**Excerpted records**:
········

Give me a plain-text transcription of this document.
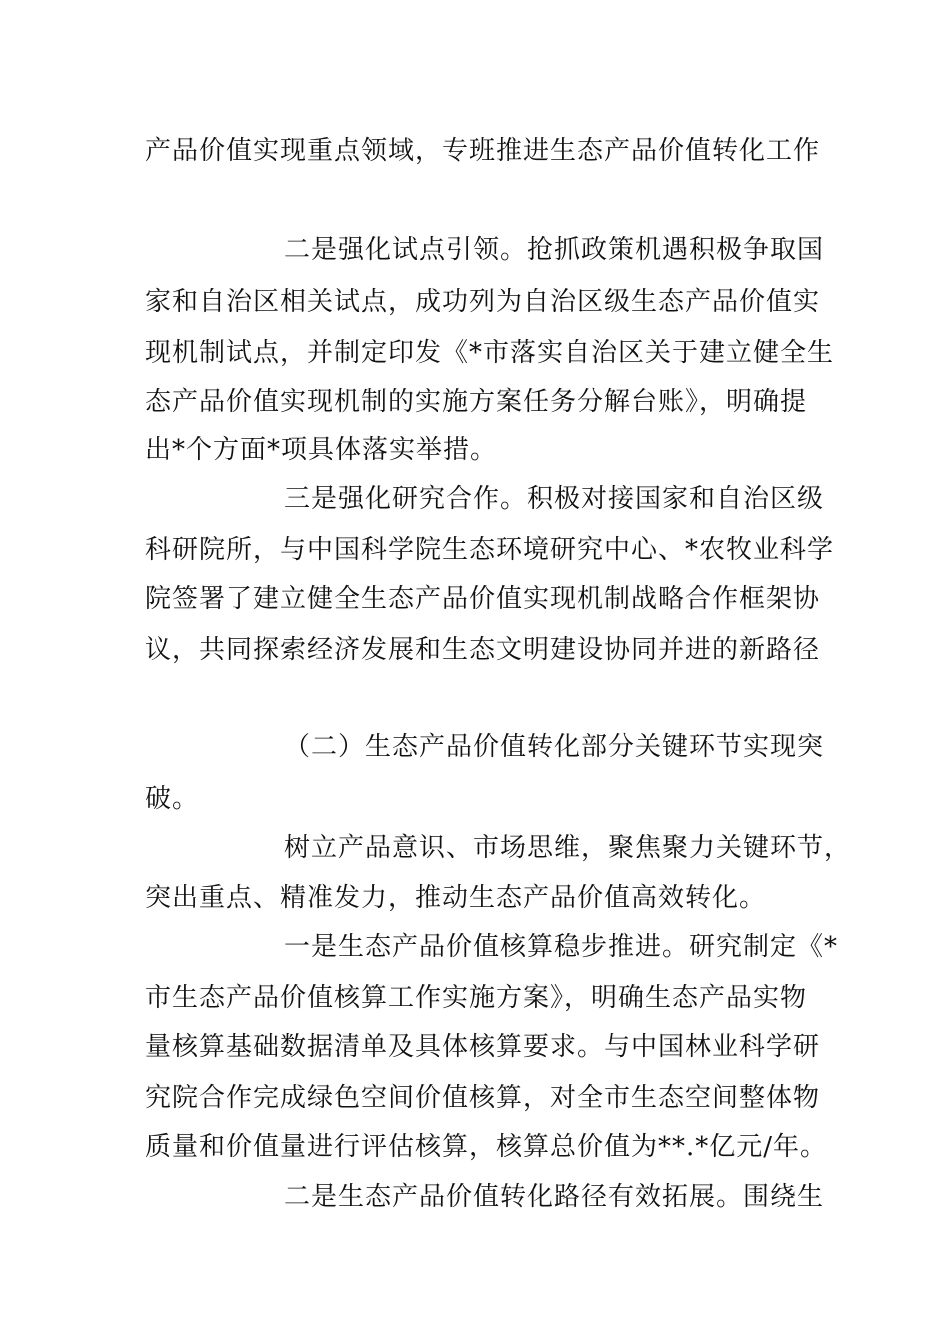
产品价值实现重点领域，专班推进生态产品价值转化工作
二是强化试点引领。抢抓政策机遇积极争取国
家和自治区相关试点，成功列为自治区级生态产品价值实
现机制试点，并制定印发《*市落实自治区关于建立健全生
态产品价值实现机制的实施方案任务分解台账》，明确提
出*个方面*项具体落实举措。
三是强化研究合作。积极对接国家和自治区级
科研院所，与中国科学院生态环境研究中心、*农牧业科学
院签署了建立健全生态产品价值实现机制战略合作框架协
议，共同探索经济发展和生态文明建设协同并进的新路径
（二）生态产品价值转化部分关键环节实现突
破。
树立产品意识、市场思维，聚焦聚力关键环节，
突出重点、精准发力，推动生态产品价值高效转化。
一是生态产品价值核算稳步推进。研究制定《*
市生态产品价值核算工作实施方案》，明确生态产品实物
量核算基础数据清单及具体核算要求。与中国林业科学研
究院合作完成绿色空间价值核算，对全市生态空间整体物
质量和价值量进行评估核算，核算总价值为**.*亿元/年。
二是生态产品价值转化路径有效拓展。围绕生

········

**What the exercise asks**: Repeat the data exactly, excluding the pictures.

**The result**:
Give me a plain-text transcription of this document.
产品价值实现重点领域，专班推进生态产品价值转化工作
二是强化试点引领。抢抓政策机遇积极争取国
家和自治区相关试点，成功列为自治区级生态产品价值实
现机制试点，并制定印发《*市落实自治区关于建立健全生
态产品价值实现机制的实施方案任务分解台账》，明确提
出*个方面*项具体落实举措。
三是强化研究合作。积极对接国家和自治区级
科研院所，与中国科学院生态环境研究中心、*农牧业科学
院签署了建立健全生态产品价值实现机制战略合作框架协
议，共同探索经济发展和生态文明建设协同并进的新路径
（二）生态产品价值转化部分关键环节实现突
破。
树立产品意识、市场思维，聚焦聚力关键环节，
突出重点、精准发力，推动生态产品价值高效转化。
一是生态产品价值核算稳步推进。研究制定《*
市生态产品价值核算工作实施方案》，明确生态产品实物
量核算基础数据清单及具体核算要求。与中国林业科学研
究院合作完成绿色空间价值核算，对全市生态空间整体物
质量和价值量进行评估核算，核算总价值为**.*亿元/年。
二是生态产品价值转化路径有效拓展。围绕生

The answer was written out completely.